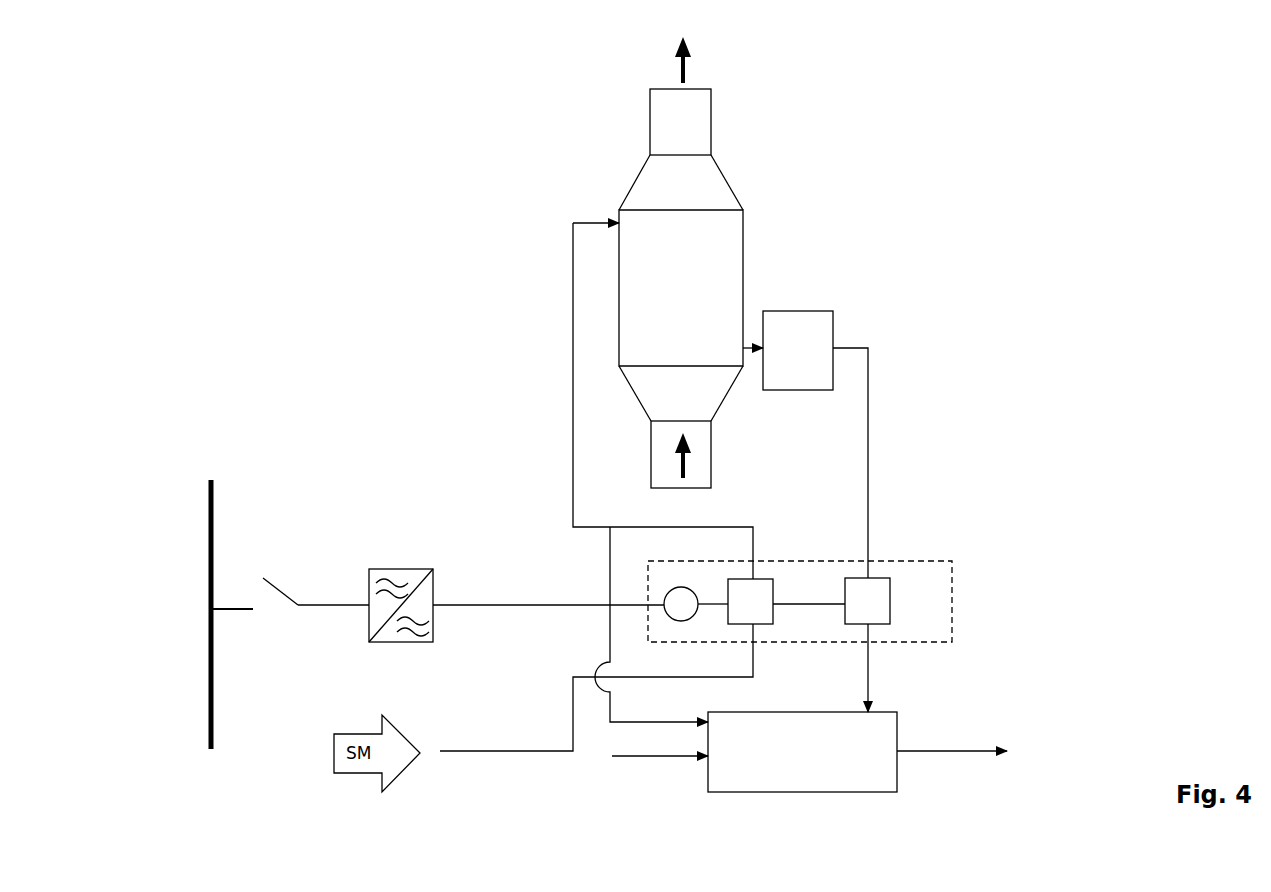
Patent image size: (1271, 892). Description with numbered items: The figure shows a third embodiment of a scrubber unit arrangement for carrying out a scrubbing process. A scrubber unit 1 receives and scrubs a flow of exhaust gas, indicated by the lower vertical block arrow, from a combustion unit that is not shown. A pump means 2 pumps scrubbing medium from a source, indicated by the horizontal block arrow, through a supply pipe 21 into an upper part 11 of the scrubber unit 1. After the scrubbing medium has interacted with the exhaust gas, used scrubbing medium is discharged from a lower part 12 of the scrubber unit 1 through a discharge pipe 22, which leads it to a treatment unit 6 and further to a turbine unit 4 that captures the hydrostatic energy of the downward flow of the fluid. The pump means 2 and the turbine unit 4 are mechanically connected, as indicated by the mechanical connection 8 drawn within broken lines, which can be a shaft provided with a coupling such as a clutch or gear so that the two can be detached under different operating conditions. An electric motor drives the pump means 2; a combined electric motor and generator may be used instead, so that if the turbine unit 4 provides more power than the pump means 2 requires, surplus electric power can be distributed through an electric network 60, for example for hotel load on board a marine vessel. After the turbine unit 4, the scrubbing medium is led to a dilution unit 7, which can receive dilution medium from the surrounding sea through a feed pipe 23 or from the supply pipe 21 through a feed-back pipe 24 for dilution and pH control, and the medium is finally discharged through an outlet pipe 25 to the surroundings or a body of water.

The scrubber unit 1 is at (753, 187).
The upper part 11 is at (665, 260).
The lower part 12 is at (717, 349).
The pump means 2 is at (753, 598).
The turbine unit 4 is at (873, 595).
The treatment unit 6 is at (818, 322).
The dilution unit 7 is at (885, 777).
The mechanical connection 8 is at (814, 605).
The supply pipe 21 is at (572, 402).
The discharge pipe 22 is at (868, 472).
The feed pipe 23 is at (642, 767).
The feed-back pipe 24 is at (601, 583).
The outlet pipe 25 is at (952, 739).
The electric network 60 is at (252, 555).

-*-*-

__GOAL__.
Rewrite the listing from its beginning through the line containing "The scrubber unit 1 is at (753, 187).", substituting "further embodiment" for "third embodiment" and leaving everything else as it stands. Leave the pictures out of your answer.

__RIGHT ANSWER__.
Patent image size: (1271, 892). Description with numbered items: The figure shows a further embodiment of a scrubber unit arrangement for carrying out a scrubbing process. A scrubber unit 1 receives and scrubs a flow of exhaust gas, indicated by the lower vertical block arrow, from a combustion unit that is not shown. A pump means 2 pumps scrubbing medium from a source, indicated by the horizontal block arrow, through a supply pipe 21 into an upper part 11 of the scrubber unit 1. After the scrubbing medium has interacted with the exhaust gas, used scrubbing medium is discharged from a lower part 12 of the scrubber unit 1 through a discharge pipe 22, which leads it to a treatment unit 6 and further to a turbine unit 4 that captures the hydrostatic energy of the downward flow of the fluid. The pump means 2 and the turbine unit 4 are mechanically connected, as indicated by the mechanical connection 8 drawn within broken lines, which can be a shaft provided with a coupling such as a clutch or gear so that the two can be detached under different operating conditions. An electric motor drives the pump means 2; a combined electric motor and generator may be used instead, so that if the turbine unit 4 provides more power than the pump means 2 requires, surplus electric power can be distributed through an electric network 60, for example for hotel load on board a marine vessel. After the turbine unit 4, the scrubbing medium is led to a dilution unit 7, which can receive dilution medium from the surrounding sea through a feed pipe 23 or from the supply pipe 21 through a feed-back pipe 24 for dilution and pH control, and the medium is finally discharged through an outlet pipe 25 to the surroundings or a body of water.

The scrubber unit 1 is at (753, 187).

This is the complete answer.